>> BEGIN

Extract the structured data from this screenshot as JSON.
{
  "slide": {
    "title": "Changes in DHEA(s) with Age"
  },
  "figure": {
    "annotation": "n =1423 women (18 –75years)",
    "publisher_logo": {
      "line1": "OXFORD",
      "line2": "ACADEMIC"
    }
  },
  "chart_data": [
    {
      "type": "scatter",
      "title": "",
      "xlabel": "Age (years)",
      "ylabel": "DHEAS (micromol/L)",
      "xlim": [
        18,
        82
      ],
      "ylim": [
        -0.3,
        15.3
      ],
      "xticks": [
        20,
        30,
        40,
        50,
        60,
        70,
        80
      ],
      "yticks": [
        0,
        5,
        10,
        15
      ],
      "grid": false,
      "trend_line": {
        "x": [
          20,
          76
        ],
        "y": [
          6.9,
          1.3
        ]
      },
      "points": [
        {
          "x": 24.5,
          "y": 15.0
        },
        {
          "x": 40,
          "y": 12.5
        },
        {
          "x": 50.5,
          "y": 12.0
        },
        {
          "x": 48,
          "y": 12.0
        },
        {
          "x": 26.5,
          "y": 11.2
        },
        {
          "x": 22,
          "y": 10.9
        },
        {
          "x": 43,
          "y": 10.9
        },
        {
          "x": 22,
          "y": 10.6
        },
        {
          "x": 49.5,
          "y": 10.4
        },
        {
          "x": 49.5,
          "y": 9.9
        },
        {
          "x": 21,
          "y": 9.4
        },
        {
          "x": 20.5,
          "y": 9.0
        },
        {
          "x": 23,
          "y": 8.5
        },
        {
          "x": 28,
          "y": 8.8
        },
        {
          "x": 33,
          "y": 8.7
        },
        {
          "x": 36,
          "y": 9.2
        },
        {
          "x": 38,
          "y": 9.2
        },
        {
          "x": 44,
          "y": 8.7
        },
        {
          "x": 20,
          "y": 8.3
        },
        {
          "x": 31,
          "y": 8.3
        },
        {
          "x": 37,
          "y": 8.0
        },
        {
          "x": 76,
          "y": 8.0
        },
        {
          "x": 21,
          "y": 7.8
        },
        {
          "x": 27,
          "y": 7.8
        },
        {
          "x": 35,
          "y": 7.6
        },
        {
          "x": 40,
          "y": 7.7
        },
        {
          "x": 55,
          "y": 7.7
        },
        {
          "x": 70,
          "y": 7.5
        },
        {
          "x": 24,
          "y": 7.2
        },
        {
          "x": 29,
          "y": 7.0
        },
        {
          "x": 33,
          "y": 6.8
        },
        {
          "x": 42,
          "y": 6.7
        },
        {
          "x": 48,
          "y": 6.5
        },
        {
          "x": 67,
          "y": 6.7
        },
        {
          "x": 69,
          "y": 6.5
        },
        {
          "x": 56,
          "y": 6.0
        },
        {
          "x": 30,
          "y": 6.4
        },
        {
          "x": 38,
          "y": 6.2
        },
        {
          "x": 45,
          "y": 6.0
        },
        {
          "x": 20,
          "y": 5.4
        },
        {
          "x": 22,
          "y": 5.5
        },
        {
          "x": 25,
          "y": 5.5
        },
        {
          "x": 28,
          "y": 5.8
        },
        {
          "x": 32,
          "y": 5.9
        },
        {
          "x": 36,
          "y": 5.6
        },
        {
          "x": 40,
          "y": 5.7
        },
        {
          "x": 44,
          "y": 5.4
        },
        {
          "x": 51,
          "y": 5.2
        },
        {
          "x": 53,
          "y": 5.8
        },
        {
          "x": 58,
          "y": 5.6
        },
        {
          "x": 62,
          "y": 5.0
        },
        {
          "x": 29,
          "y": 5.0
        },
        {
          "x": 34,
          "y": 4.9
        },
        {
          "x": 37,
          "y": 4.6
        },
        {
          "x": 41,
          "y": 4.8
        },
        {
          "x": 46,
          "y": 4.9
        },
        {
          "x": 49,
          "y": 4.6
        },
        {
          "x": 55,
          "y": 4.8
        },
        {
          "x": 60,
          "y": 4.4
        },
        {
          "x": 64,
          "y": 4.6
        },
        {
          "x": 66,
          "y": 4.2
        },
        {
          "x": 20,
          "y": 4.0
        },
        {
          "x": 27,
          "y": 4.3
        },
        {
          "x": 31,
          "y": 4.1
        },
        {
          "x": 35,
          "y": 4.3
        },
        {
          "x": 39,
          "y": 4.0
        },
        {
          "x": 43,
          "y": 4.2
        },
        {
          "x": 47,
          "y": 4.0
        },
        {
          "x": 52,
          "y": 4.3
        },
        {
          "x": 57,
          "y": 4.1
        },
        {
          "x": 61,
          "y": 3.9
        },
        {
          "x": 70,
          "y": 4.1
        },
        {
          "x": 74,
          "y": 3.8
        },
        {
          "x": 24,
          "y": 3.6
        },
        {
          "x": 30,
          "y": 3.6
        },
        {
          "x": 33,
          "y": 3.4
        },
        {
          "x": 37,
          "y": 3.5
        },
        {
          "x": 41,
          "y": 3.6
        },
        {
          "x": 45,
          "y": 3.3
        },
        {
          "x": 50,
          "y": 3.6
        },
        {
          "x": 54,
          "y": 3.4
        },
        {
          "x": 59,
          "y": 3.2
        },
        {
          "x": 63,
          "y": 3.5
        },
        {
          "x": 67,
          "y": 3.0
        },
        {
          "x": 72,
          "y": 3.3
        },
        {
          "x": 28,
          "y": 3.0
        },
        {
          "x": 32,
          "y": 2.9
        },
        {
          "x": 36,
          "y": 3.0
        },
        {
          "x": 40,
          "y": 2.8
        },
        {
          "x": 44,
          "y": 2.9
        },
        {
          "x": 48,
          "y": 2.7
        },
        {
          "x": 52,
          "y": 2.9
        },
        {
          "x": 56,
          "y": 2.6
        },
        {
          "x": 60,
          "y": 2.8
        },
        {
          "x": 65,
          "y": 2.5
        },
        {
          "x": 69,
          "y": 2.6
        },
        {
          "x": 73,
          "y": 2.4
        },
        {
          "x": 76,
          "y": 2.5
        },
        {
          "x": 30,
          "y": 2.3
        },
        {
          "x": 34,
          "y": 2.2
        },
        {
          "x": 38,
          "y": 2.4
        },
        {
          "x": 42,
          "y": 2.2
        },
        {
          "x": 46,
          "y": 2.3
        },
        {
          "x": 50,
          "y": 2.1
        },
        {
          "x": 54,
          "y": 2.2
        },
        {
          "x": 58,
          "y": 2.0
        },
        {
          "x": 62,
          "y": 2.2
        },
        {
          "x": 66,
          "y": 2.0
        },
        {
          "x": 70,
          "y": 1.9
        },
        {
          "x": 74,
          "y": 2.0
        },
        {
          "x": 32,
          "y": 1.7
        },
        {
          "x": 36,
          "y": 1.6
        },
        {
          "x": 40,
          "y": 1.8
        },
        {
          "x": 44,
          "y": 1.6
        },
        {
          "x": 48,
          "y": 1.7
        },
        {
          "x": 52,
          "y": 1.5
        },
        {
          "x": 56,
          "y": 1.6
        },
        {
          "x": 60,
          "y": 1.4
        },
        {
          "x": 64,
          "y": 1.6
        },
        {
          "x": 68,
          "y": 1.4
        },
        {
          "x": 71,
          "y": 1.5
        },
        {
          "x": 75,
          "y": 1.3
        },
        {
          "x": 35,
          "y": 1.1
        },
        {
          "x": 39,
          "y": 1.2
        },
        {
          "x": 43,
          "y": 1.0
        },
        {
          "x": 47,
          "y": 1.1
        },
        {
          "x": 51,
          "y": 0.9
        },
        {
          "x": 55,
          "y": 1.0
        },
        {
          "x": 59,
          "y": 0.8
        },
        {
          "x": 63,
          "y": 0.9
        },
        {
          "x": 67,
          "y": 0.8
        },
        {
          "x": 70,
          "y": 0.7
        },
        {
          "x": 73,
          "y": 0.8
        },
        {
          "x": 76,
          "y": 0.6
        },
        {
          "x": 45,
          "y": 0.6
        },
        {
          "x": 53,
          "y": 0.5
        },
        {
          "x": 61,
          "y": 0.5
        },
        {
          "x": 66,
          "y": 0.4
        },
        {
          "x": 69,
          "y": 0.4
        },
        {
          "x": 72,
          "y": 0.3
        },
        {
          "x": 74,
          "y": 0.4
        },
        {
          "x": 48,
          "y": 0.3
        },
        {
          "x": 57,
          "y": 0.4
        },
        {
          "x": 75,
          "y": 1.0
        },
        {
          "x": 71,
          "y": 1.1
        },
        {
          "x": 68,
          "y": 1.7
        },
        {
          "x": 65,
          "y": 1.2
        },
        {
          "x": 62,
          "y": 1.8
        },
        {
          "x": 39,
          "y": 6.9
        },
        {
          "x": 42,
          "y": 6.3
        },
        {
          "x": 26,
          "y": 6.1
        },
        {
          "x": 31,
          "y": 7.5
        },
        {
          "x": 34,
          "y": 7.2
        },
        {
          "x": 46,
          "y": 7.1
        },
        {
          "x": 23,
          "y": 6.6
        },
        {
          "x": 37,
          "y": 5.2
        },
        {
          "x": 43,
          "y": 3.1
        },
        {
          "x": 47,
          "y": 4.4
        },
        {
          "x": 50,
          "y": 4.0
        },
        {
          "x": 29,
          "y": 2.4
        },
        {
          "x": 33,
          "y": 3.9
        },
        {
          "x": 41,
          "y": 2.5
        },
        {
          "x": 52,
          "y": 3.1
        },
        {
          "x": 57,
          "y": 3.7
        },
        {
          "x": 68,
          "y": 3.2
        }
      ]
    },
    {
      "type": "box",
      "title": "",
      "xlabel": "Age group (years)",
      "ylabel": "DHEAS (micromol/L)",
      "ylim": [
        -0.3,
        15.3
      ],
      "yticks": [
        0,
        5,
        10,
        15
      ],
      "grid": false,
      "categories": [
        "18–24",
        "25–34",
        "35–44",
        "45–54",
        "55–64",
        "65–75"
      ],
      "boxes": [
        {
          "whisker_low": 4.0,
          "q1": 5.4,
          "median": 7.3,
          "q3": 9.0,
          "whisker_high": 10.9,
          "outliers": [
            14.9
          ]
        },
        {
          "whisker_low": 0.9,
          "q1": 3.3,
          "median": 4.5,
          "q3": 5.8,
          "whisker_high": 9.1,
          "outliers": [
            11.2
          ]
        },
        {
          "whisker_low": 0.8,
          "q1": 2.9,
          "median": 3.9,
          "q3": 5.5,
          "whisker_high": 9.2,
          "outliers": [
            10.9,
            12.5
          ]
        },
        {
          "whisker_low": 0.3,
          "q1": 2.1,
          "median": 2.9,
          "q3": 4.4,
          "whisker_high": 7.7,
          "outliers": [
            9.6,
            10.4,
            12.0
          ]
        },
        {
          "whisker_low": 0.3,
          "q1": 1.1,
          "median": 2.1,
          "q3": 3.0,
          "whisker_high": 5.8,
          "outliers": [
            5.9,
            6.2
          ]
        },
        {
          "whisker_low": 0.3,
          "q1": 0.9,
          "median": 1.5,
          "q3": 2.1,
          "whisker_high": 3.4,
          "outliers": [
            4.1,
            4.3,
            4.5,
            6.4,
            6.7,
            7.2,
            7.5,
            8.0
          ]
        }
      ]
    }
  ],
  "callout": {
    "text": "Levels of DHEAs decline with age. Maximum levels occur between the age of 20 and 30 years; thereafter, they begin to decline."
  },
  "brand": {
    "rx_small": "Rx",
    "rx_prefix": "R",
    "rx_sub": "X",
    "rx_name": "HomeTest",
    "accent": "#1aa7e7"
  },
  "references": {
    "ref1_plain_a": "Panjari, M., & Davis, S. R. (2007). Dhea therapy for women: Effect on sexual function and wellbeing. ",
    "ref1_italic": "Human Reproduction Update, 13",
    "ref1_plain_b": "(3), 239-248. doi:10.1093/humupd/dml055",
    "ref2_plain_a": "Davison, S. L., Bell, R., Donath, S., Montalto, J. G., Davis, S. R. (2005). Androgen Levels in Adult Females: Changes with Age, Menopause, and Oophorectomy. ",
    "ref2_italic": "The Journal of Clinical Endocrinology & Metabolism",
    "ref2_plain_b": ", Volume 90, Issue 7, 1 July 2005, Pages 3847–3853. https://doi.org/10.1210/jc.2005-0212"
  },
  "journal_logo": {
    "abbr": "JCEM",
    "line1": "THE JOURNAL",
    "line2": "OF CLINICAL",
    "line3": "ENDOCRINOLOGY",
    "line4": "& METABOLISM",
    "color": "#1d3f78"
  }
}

>> END

** What is required **
From the records given above, copy all lines containing "Levels".

** Response for this exercise **
    "text": "Levels of DHEAs decline with age. Maximum levels occur between the age of 20 and 30 years; thereafter, they begin to decline."
    "ref2_plain_a": "Davison, S. L., Bell, R., Donath, S., Montalto, J. G., Davis, S. R. (2005). Androgen Levels in Adult Females: Changes with Age, Menopause, and Oophorectomy. ",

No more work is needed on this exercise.